* **The data**
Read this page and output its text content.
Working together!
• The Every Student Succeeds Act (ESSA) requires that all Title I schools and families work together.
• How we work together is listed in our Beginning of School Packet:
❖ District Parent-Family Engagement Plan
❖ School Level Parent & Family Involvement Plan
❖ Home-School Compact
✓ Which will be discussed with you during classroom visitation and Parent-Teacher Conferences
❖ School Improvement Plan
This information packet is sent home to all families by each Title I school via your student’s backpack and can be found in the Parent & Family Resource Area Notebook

* **Goal of the exercise**
Repeat the material above exactly.

* **The answer**
Read this page and output its text content.
Working together!
• The Every Student Succeeds Act (ESSA) requires that all Title I schools and families work together.
• How we work together is listed in our Beginning of School Packet:
❖ District Parent-Family Engagement Plan
❖ School Level Parent & Family Involvement Plan
❖ Home-School Compact
✓ Which will be discussed with you during classroom visitation and Parent-Teacher Conferences
❖ School Improvement Plan
This information packet is sent home to all families by each Title I school via your student’s backpack and can be found in the Parent & Family Resource Area Notebook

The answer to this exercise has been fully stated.